--- Record excerpts ---
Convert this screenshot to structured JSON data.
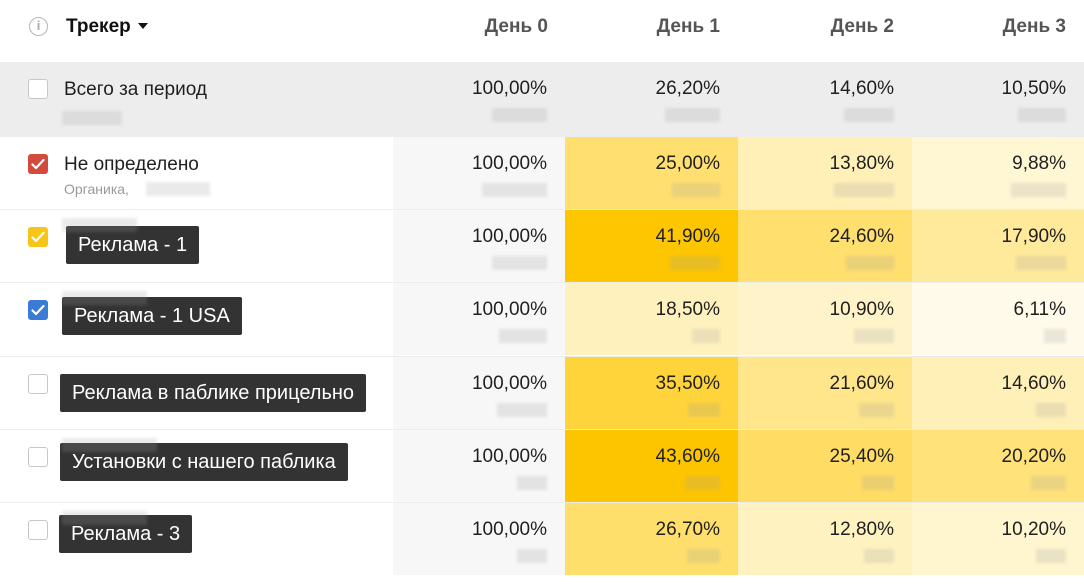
{
  "header": {
    "info_icon": "info-icon",
    "tracker_label": "Трекер",
    "days": [
      "День 0",
      "День 1",
      "День 2",
      "День 3"
    ]
  },
  "rows": [
    {
      "name": "Всего за период",
      "subname": "",
      "checked": false,
      "checkbox_color": "",
      "values": [
        "100,00%",
        "26,20%",
        "14,60%",
        "10,50%"
      ]
    },
    {
      "name": "Не определено",
      "subname": "Органика,",
      "checked": true,
      "checkbox_color": "#d24b3c",
      "values": [
        "100,00%",
        "25,00%",
        "13,80%",
        "9,88%"
      ]
    },
    {
      "name": "Реклама - 1",
      "subname": "",
      "checked": true,
      "checkbox_color": "#f5c518",
      "values": [
        "100,00%",
        "41,90%",
        "24,60%",
        "17,90%"
      ]
    },
    {
      "name": "Реклама - 1 USA",
      "subname": "",
      "checked": true,
      "checkbox_color": "#3a7bd5",
      "values": [
        "100,00%",
        "18,50%",
        "10,90%",
        "6,11%"
      ]
    },
    {
      "name": "Реклама в паблике прицельно",
      "subname": "",
      "checked": false,
      "checkbox_color": "",
      "values": [
        "100,00%",
        "35,50%",
        "21,60%",
        "14,60%"
      ]
    },
    {
      "name": "Установки с нашего паблика",
      "subname": "",
      "checked": false,
      "checkbox_color": "",
      "values": [
        "100,00%",
        "43,60%",
        "25,40%",
        "20,20%"
      ]
    },
    {
      "name": "Реклама - 3",
      "subname": "",
      "checked": false,
      "checkbox_color": "",
      "values": [
        "100,00%",
        "26,70%",
        "12,80%",
        "10,20%"
      ]
    }
  ],
  "heat": [
    [
      null,
      null,
      null,
      null
    ],
    [
      null,
      "#ffdf70",
      "#fff0b8",
      "#fff6d3"
    ],
    [
      null,
      "#fdc600",
      "#ffdf6e",
      "#ffe99a"
    ],
    [
      null,
      "#fff1bd",
      "#fff4c9",
      "#fffaea"
    ],
    [
      null,
      "#ffd43a",
      "#ffe68a",
      "#fff0b8"
    ],
    [
      null,
      "#fdc500",
      "#ffdc63",
      "#ffe27a"
    ],
    [
      null,
      "#ffdf6c",
      "#fff2c1",
      "#fff5cf"
    ]
  ]
}
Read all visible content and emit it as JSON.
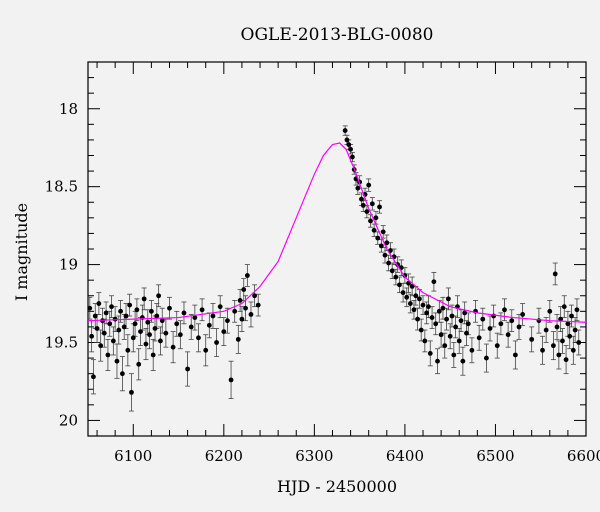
{
  "chart_data": {
    "type": "scatter",
    "title": "OGLE-2013-BLG-0080",
    "xlabel": "HJD - 2450000",
    "ylabel": "I magnitude",
    "xlim": [
      6050,
      6600
    ],
    "ylim": [
      20.1,
      17.7
    ],
    "y_inverted": true,
    "xticks": [
      6100,
      6200,
      6300,
      6400,
      6500,
      6600
    ],
    "yticks": [
      18,
      18.5,
      19,
      19.5,
      20
    ],
    "ytick_labels": [
      "18",
      "18.5",
      "19",
      "19.5",
      "20"
    ],
    "grid": false,
    "legend": "none",
    "model": {
      "name": "",
      "color": "#ff00ff",
      "baseline_mag": 19.37,
      "peak_mag": 18.22,
      "t0": 6328,
      "tE": 44,
      "x": [
        6050,
        6100,
        6150,
        6200,
        6220,
        6240,
        6260,
        6280,
        6300,
        6310,
        6320,
        6328,
        6335,
        6345,
        6360,
        6380,
        6400,
        6420,
        6450,
        6480,
        6520,
        6560,
        6600
      ],
      "y": [
        19.36,
        19.35,
        19.34,
        19.3,
        19.25,
        19.14,
        18.98,
        18.7,
        18.42,
        18.3,
        18.23,
        18.22,
        18.26,
        18.4,
        18.64,
        18.9,
        19.08,
        19.18,
        19.27,
        19.31,
        19.34,
        19.36,
        19.37
      ]
    },
    "series": [
      {
        "color": "#000000",
        "points": [
          [
            6052,
            19.28,
            0.07
          ],
          [
            6054,
            19.46,
            0.1
          ],
          [
            6056,
            19.72,
            0.11
          ],
          [
            6058,
            19.33,
            0.08
          ],
          [
            6060,
            19.41,
            0.09
          ],
          [
            6062,
            19.25,
            0.07
          ],
          [
            6064,
            19.52,
            0.1
          ],
          [
            6066,
            19.36,
            0.08
          ],
          [
            6068,
            19.44,
            0.09
          ],
          [
            6070,
            19.31,
            0.07
          ],
          [
            6072,
            19.58,
            0.1
          ],
          [
            6074,
            19.38,
            0.08
          ],
          [
            6076,
            19.27,
            0.07
          ],
          [
            6078,
            19.49,
            0.09
          ],
          [
            6080,
            19.35,
            0.08
          ],
          [
            6082,
            19.62,
            0.11
          ],
          [
            6084,
            19.42,
            0.09
          ],
          [
            6086,
            19.3,
            0.07
          ],
          [
            6088,
            19.7,
            0.11
          ],
          [
            6090,
            19.4,
            0.08
          ],
          [
            6092,
            19.33,
            0.08
          ],
          [
            6094,
            19.55,
            0.1
          ],
          [
            6096,
            19.26,
            0.07
          ],
          [
            6098,
            19.82,
            0.12
          ],
          [
            6100,
            19.47,
            0.09
          ],
          [
            6102,
            19.38,
            0.08
          ],
          [
            6104,
            19.29,
            0.07
          ],
          [
            6106,
            19.64,
            0.1
          ],
          [
            6108,
            19.43,
            0.09
          ],
          [
            6110,
            19.34,
            0.08
          ],
          [
            6112,
            19.22,
            0.07
          ],
          [
            6114,
            19.51,
            0.1
          ],
          [
            6116,
            19.37,
            0.08
          ],
          [
            6118,
            19.45,
            0.09
          ],
          [
            6120,
            19.3,
            0.07
          ],
          [
            6122,
            19.58,
            0.1
          ],
          [
            6124,
            19.41,
            0.08
          ],
          [
            6126,
            19.33,
            0.08
          ],
          [
            6128,
            19.2,
            0.07
          ],
          [
            6130,
            19.49,
            0.09
          ],
          [
            6132,
            19.36,
            0.08
          ],
          [
            6136,
            19.44,
            0.09
          ],
          [
            6140,
            19.28,
            0.07
          ],
          [
            6144,
            19.53,
            0.1
          ],
          [
            6148,
            19.38,
            0.08
          ],
          [
            6152,
            19.45,
            0.09
          ],
          [
            6156,
            19.31,
            0.07
          ],
          [
            6160,
            19.67,
            0.11
          ],
          [
            6164,
            19.4,
            0.08
          ],
          [
            6168,
            19.34,
            0.08
          ],
          [
            6172,
            19.47,
            0.09
          ],
          [
            6176,
            19.29,
            0.07
          ],
          [
            6180,
            19.55,
            0.1
          ],
          [
            6184,
            19.39,
            0.08
          ],
          [
            6188,
            19.33,
            0.08
          ],
          [
            6192,
            19.5,
            0.09
          ],
          [
            6196,
            19.27,
            0.07
          ],
          [
            6200,
            19.43,
            0.09
          ],
          [
            6204,
            19.36,
            0.08
          ],
          [
            6208,
            19.74,
            0.12
          ],
          [
            6212,
            19.3,
            0.07
          ],
          [
            6216,
            19.48,
            0.09
          ],
          [
            6218,
            19.23,
            0.07
          ],
          [
            6220,
            19.35,
            0.08
          ],
          [
            6222,
            19.16,
            0.07
          ],
          [
            6224,
            19.28,
            0.08
          ],
          [
            6226,
            19.07,
            0.07
          ],
          [
            6230,
            19.32,
            0.08
          ],
          [
            6234,
            19.2,
            0.07
          ],
          [
            6238,
            19.26,
            0.07
          ],
          [
            6334,
            18.14,
            0.03
          ],
          [
            6336,
            18.2,
            0.03
          ],
          [
            6338,
            18.23,
            0.03
          ],
          [
            6340,
            18.26,
            0.03
          ],
          [
            6342,
            18.31,
            0.03
          ],
          [
            6344,
            18.39,
            0.03
          ],
          [
            6346,
            18.45,
            0.04
          ],
          [
            6348,
            18.51,
            0.04
          ],
          [
            6350,
            18.47,
            0.04
          ],
          [
            6352,
            18.58,
            0.04
          ],
          [
            6354,
            18.62,
            0.04
          ],
          [
            6356,
            18.55,
            0.04
          ],
          [
            6358,
            18.66,
            0.04
          ],
          [
            6360,
            18.49,
            0.04
          ],
          [
            6362,
            18.72,
            0.04
          ],
          [
            6364,
            18.61,
            0.04
          ],
          [
            6366,
            18.78,
            0.04
          ],
          [
            6368,
            18.7,
            0.04
          ],
          [
            6370,
            18.83,
            0.04
          ],
          [
            6372,
            18.63,
            0.04
          ],
          [
            6374,
            18.88,
            0.04
          ],
          [
            6376,
            18.79,
            0.04
          ],
          [
            6378,
            18.94,
            0.05
          ],
          [
            6380,
            18.86,
            0.05
          ],
          [
            6382,
            18.99,
            0.05
          ],
          [
            6384,
            18.91,
            0.05
          ],
          [
            6386,
            19.04,
            0.05
          ],
          [
            6388,
            18.95,
            0.05
          ],
          [
            6390,
            19.08,
            0.05
          ],
          [
            6392,
            19.0,
            0.05
          ],
          [
            6394,
            19.13,
            0.05
          ],
          [
            6396,
            19.02,
            0.05
          ],
          [
            6398,
            19.18,
            0.06
          ],
          [
            6400,
            19.07,
            0.05
          ],
          [
            6402,
            19.21,
            0.06
          ],
          [
            6404,
            19.12,
            0.06
          ],
          [
            6406,
            19.25,
            0.06
          ],
          [
            6408,
            19.14,
            0.06
          ],
          [
            6410,
            19.29,
            0.06
          ],
          [
            6412,
            19.2,
            0.06
          ],
          [
            6414,
            19.35,
            0.07
          ],
          [
            6416,
            19.22,
            0.06
          ],
          [
            6418,
            19.42,
            0.07
          ],
          [
            6420,
            19.26,
            0.06
          ],
          [
            6422,
            19.49,
            0.07
          ],
          [
            6424,
            19.31,
            0.07
          ],
          [
            6426,
            19.27,
            0.07
          ],
          [
            6428,
            19.57,
            0.08
          ],
          [
            6430,
            19.34,
            0.07
          ],
          [
            6432,
            19.11,
            0.06
          ],
          [
            6434,
            19.38,
            0.07
          ],
          [
            6436,
            19.62,
            0.08
          ],
          [
            6438,
            19.3,
            0.07
          ],
          [
            6440,
            19.45,
            0.08
          ],
          [
            6442,
            19.28,
            0.07
          ],
          [
            6444,
            19.52,
            0.08
          ],
          [
            6446,
            19.35,
            0.07
          ],
          [
            6448,
            19.22,
            0.07
          ],
          [
            6450,
            19.46,
            0.08
          ],
          [
            6452,
            19.33,
            0.07
          ],
          [
            6454,
            19.58,
            0.08
          ],
          [
            6456,
            19.4,
            0.07
          ],
          [
            6458,
            19.27,
            0.07
          ],
          [
            6460,
            19.49,
            0.08
          ],
          [
            6462,
            19.36,
            0.07
          ],
          [
            6464,
            19.62,
            0.09
          ],
          [
            6466,
            19.31,
            0.07
          ],
          [
            6468,
            19.44,
            0.08
          ],
          [
            6470,
            19.38,
            0.07
          ],
          [
            6474,
            19.55,
            0.08
          ],
          [
            6478,
            19.3,
            0.07
          ],
          [
            6482,
            19.47,
            0.08
          ],
          [
            6486,
            19.35,
            0.07
          ],
          [
            6490,
            19.6,
            0.09
          ],
          [
            6494,
            19.41,
            0.08
          ],
          [
            6498,
            19.33,
            0.07
          ],
          [
            6502,
            19.52,
            0.08
          ],
          [
            6506,
            19.38,
            0.07
          ],
          [
            6510,
            19.29,
            0.07
          ],
          [
            6514,
            19.45,
            0.08
          ],
          [
            6518,
            19.36,
            0.07
          ],
          [
            6522,
            19.58,
            0.09
          ],
          [
            6526,
            19.4,
            0.08
          ],
          [
            6530,
            19.32,
            0.07
          ],
          [
            6540,
            19.48,
            0.08
          ],
          [
            6548,
            19.36,
            0.08
          ],
          [
            6552,
            19.55,
            0.09
          ],
          [
            6556,
            19.42,
            0.08
          ],
          [
            6560,
            19.3,
            0.07
          ],
          [
            6564,
            19.52,
            0.09
          ],
          [
            6566,
            19.06,
            0.07
          ],
          [
            6568,
            19.4,
            0.08
          ],
          [
            6570,
            19.58,
            0.09
          ],
          [
            6572,
            19.35,
            0.08
          ],
          [
            6574,
            19.49,
            0.08
          ],
          [
            6576,
            19.27,
            0.07
          ],
          [
            6578,
            19.61,
            0.09
          ],
          [
            6580,
            19.38,
            0.08
          ],
          [
            6582,
            19.46,
            0.08
          ],
          [
            6584,
            19.33,
            0.07
          ],
          [
            6586,
            19.55,
            0.09
          ],
          [
            6588,
            19.42,
            0.08
          ],
          [
            6590,
            19.29,
            0.07
          ],
          [
            6592,
            19.5,
            0.08
          ]
        ]
      }
    ]
  }
}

--- Requirement ---
Look through the entries above and list every line containing "Реклама".

--- Exercise result ---
      "name": "Реклама - 1",
      "name": "Реклама - 1 USA",
      "name": "Реклама в паблике прицельно",
      "name": "Реклама - 3",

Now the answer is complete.